ここからは、BIツールでよく利用されるグラフを13種類紹介し、どのような使い方をするかについて解説します。

1、ベン図

ベン図とは、集合を円として表現し、大きさと重なりを比較するためのグラフです。例えば、各商品の販売額を円の大きさで表現し、横軸は購入者数、縦軸は購入者の年代とした場合、年代によってどの商品が多く購入されたか、商品の人気や主要購買層などが比較・確認できます。

ベン図はさまざまな集合の比較に利用でき、視覚的にもわかりやすいため、BIツールでもよく利用されるグラフです。

2、メッコチャート

メッコチャートとは、複数の要素をクロス集計して、その結果を面積で表現した図です。横軸には数値の大小、縦軸には構成比が採用されるケースが多く、数値が大きく構成比も高いほど、面積の広い棒グラフで表示されます。

例えば商品の売上額を横軸、購入者の年代構成比を縦軸にすると、どの商品がより多く売り上げていて、どの年代に多く購入されているかが同時に理解できます。

3、CPO分析

CPOとは「Cost Per Order」の略で、注文を取るためのコスト効率のことです。CPO分析は、顧客を重要度の順に並べ替えたグラフで、自社の重要顧客層を洗い出すための分析手法を指します。先に紹介したABC分析なども併用します。

ちなみに広告業界でいうCPOは「有料広告を出稿して獲得した注文1件あたりの費用」のことを指します。CPOを安く抑えられればそれだけコストパフォーマンスの高い広告を出せているという指標になります。

4、変化の可視化

通販では、違う商品を購入する顧客の行動を重要視します。しかし、顧客の購買行動変化は、これまでの販売データや顧客データだけではわかりにくい情報でした。そこで考え出された手法が変化の可視化です。

変化の可視化とは、顧客の購買行動が変化したタイミングをチェックしてデータベース上でフラグを立てて、グラフ上で描画する手法です。購買行動の変化を可視化することで、今後の販売戦略や商品企画などに活用できます。

5、レーダーチャート

レーダーチャートとは、複数の指標と項目を総合的に比較するグラフのことです。

よく見かけるレーダーチャートの例としては、各教科の成績を5段階などで分けて表示する成績グラフがあります。レーダーチャート化することで、どの教科が強くどの教科が弱いかがひと目で確認できます。

レーダーチャートは、商品の強みや弱み、同じ商品で複数の広告を出した場合の効果の違いなど、発想次第でさまざまな分析に役立つグラフです。

6、KPIの体系化

KGI(最終目標・ゴール)とKPI(KGIを達成するための中間目標)はいずれも数値目標です。KGIを達成するためには、複数のKPIを設定し、KPIを達成していきます。このとき、特定のKPI達成だけ力を入れても、KGIの達成に有効とは限りません。

[課題 A] エントリーの先頭から「y-tick-label: 0.0 [61, 426, 75, 437]」を含む行まで(その行も含む)を、「Lag (pixels)」を「Lag (px)」に置き換えて示してください。ほかの部分はすべてそのままにしてください。

[エントリー一覧]
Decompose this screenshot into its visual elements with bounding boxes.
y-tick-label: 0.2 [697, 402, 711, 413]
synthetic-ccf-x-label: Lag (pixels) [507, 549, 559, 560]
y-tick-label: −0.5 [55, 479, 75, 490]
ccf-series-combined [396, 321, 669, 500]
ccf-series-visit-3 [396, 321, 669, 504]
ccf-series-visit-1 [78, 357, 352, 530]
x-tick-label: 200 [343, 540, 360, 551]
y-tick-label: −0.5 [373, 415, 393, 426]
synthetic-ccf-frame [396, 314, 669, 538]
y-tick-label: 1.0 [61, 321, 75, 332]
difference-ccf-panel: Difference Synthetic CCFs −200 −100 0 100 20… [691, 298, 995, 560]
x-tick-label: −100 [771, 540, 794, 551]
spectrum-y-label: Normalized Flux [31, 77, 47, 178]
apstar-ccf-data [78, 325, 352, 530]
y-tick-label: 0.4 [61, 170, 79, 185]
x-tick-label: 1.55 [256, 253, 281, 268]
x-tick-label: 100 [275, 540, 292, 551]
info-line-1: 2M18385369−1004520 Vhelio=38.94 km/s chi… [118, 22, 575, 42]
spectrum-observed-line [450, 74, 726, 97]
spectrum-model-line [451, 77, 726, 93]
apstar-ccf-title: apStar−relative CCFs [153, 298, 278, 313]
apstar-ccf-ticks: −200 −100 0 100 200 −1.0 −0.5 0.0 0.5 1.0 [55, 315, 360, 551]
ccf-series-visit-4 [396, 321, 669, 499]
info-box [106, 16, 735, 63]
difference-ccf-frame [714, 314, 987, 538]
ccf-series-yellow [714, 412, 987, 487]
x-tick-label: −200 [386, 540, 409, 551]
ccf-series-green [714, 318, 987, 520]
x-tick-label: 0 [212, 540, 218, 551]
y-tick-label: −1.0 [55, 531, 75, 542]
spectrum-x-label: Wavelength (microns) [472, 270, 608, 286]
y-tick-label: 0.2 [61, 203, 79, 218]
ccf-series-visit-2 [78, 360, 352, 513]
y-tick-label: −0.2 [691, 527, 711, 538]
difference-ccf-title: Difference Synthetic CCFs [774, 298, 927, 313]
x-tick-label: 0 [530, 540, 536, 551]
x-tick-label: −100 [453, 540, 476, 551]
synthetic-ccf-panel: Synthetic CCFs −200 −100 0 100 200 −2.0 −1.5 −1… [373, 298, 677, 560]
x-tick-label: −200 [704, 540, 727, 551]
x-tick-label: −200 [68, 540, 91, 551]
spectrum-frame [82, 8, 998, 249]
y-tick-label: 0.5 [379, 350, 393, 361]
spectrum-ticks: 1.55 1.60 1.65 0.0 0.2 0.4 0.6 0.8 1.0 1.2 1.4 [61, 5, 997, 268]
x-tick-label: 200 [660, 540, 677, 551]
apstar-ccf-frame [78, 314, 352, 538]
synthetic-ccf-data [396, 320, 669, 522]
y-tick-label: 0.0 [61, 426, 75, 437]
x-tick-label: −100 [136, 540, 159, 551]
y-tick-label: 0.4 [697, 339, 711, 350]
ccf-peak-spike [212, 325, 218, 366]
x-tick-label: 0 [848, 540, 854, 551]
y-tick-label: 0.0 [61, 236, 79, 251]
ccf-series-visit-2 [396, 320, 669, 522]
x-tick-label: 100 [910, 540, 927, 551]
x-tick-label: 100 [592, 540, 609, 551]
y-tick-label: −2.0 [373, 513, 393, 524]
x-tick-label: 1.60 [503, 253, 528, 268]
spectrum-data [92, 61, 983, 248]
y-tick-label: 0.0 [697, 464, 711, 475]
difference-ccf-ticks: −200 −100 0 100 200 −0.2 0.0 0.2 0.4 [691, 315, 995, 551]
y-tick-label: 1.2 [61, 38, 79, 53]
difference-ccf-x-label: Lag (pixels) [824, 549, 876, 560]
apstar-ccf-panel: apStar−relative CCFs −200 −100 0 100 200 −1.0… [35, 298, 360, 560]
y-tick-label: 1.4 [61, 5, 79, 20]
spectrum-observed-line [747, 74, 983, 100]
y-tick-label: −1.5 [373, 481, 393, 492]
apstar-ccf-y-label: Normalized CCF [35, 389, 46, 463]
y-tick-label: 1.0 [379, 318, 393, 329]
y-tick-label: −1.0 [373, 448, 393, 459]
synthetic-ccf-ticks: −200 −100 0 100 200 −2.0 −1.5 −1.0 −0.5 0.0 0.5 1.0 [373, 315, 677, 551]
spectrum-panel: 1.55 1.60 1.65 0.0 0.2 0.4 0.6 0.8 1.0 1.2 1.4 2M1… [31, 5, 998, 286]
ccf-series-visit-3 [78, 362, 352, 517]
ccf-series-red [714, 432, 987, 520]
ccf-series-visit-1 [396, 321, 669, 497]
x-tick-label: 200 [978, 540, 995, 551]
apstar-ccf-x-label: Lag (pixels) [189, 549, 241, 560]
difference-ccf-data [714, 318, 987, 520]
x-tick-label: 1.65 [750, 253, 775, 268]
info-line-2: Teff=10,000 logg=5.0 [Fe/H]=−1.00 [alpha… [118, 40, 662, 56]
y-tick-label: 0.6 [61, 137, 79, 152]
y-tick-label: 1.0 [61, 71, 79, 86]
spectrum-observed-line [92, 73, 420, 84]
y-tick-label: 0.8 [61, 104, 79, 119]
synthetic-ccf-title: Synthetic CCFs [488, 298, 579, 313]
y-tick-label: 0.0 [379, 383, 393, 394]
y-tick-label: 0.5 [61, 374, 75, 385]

[課題 B] BIツールのグラフを紹介した文章で、「CPOとは」で始まる段落を、主な事実を残したまま箇条書きにまとめてください。

[回答 A]
Decompose this screenshot into its visual elements with bounding boxes.
y-tick-label: 0.2 [697, 402, 711, 413]
synthetic-ccf-x-label: Lag (px) [507, 549, 559, 560]
y-tick-label: −0.5 [55, 479, 75, 490]
ccf-series-combined [396, 321, 669, 500]
ccf-series-visit-3 [396, 321, 669, 504]
ccf-series-visit-1 [78, 357, 352, 530]
x-tick-label: 200 [343, 540, 360, 551]
y-tick-label: −0.5 [373, 415, 393, 426]
synthetic-ccf-frame [396, 314, 669, 538]
y-tick-label: 1.0 [61, 321, 75, 332]
difference-ccf-panel: Difference Synthetic CCFs −200 −100 0 100 20… [691, 298, 995, 560]
x-tick-label: −100 [771, 540, 794, 551]
spectrum-y-label: Normalized Flux [31, 77, 47, 178]
apstar-ccf-data [78, 325, 352, 530]
y-tick-label: 0.4 [61, 170, 79, 185]
x-tick-label: 1.55 [256, 253, 281, 268]
x-tick-label: 100 [275, 540, 292, 551]
info-line-1: 2M18385369−1004520 Vhelio=38.94 km/s chi… [118, 22, 575, 42]
spectrum-observed-line [450, 74, 726, 97]
spectrum-model-line [451, 77, 726, 93]
apstar-ccf-title: apStar−relative CCFs [153, 298, 278, 313]
apstar-ccf-ticks: −200 −100 0 100 200 −1.0 −0.5 0.0 0.5 1.0 [55, 315, 360, 551]
ccf-series-visit-4 [396, 321, 669, 499]
info-box [106, 16, 735, 63]
difference-ccf-frame [714, 314, 987, 538]
ccf-series-yellow [714, 412, 987, 487]
x-tick-label: −200 [386, 540, 409, 551]
ccf-series-green [714, 318, 987, 520]
x-tick-label: 0 [212, 540, 218, 551]
y-tick-label: −1.0 [55, 531, 75, 542]
spectrum-x-label: Wavelength (microns) [472, 270, 608, 286]
y-tick-label: 0.2 [61, 203, 79, 218]
ccf-series-visit-2 [78, 360, 352, 513]
y-tick-label: −0.2 [691, 527, 711, 538]
difference-ccf-title: Difference Synthetic CCFs [774, 298, 927, 313]
x-tick-label: 0 [530, 540, 536, 551]
x-tick-label: −100 [453, 540, 476, 551]
synthetic-ccf-panel: Synthetic CCFs −200 −100 0 100 200 −2.0 −1.5 −1… [373, 298, 677, 560]
x-tick-label: −200 [704, 540, 727, 551]
x-tick-label: −200 [68, 540, 91, 551]
spectrum-frame [82, 8, 998, 249]
y-tick-label: 0.5 [379, 350, 393, 361]
spectrum-ticks: 1.55 1.60 1.65 0.0 0.2 0.4 0.6 0.8 1.0 1.2 1.4 [61, 5, 997, 268]
x-tick-label: 200 [660, 540, 677, 551]
apstar-ccf-frame [78, 314, 352, 538]
synthetic-ccf-data [396, 320, 669, 522]
y-tick-label: 0.0 [61, 426, 75, 437]

[回答 B]
- CPOは「Cost Per Order」の略で、注文を取るためのコスト効率を指す。
- CPO分析は、顧客を重要度の順に並べ替えたグラフを使い、自社の重要顧客層を洗い出す分析手法である。
- 先に紹介したABC分析なども併用する。